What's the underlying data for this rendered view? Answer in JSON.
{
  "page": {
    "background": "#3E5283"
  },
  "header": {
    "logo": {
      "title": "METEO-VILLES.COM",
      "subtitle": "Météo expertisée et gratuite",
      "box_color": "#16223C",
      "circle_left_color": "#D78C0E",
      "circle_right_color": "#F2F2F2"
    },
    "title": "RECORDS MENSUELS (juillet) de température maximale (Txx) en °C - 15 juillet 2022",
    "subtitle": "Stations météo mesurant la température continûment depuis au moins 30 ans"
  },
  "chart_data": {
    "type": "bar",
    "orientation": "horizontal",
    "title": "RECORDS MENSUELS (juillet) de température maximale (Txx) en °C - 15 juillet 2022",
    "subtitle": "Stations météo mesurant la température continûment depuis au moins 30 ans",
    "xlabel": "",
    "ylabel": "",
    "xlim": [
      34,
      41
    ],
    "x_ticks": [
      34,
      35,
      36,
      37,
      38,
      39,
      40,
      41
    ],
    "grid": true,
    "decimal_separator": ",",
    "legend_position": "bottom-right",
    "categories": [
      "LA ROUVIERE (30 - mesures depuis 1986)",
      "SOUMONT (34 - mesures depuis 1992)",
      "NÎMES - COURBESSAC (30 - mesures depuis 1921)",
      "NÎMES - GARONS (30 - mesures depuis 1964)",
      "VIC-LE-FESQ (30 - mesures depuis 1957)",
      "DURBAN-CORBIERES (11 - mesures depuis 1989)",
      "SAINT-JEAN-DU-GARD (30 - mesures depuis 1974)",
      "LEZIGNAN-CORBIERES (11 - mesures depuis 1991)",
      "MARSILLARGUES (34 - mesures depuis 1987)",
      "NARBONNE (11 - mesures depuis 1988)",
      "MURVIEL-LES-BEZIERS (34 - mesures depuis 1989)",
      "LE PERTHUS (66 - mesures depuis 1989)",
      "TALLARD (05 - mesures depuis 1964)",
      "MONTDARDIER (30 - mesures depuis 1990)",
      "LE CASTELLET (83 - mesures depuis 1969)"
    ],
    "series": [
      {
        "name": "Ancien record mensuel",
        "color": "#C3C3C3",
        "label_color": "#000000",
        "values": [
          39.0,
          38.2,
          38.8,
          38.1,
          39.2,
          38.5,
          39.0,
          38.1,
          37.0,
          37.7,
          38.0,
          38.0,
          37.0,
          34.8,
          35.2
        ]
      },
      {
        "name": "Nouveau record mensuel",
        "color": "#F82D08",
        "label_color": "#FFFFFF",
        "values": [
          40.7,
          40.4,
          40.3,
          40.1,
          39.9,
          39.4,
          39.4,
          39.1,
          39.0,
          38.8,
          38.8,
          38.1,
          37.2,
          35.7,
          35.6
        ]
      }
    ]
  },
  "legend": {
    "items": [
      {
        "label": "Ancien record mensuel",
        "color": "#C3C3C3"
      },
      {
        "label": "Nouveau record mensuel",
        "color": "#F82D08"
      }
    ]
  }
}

------------------------------

**OBJECTIVE**
Identify and copy the lines holding the word "subtitle".

**WRITTEN ANSWER**
      "subtitle": "Météo expertisée et gratuite",
    "subtitle": "Stations météo mesurant la température continûment depuis au moins 30 ans"
    "subtitle": "Stations météo mesurant la température continûment depuis au moins 30 ans",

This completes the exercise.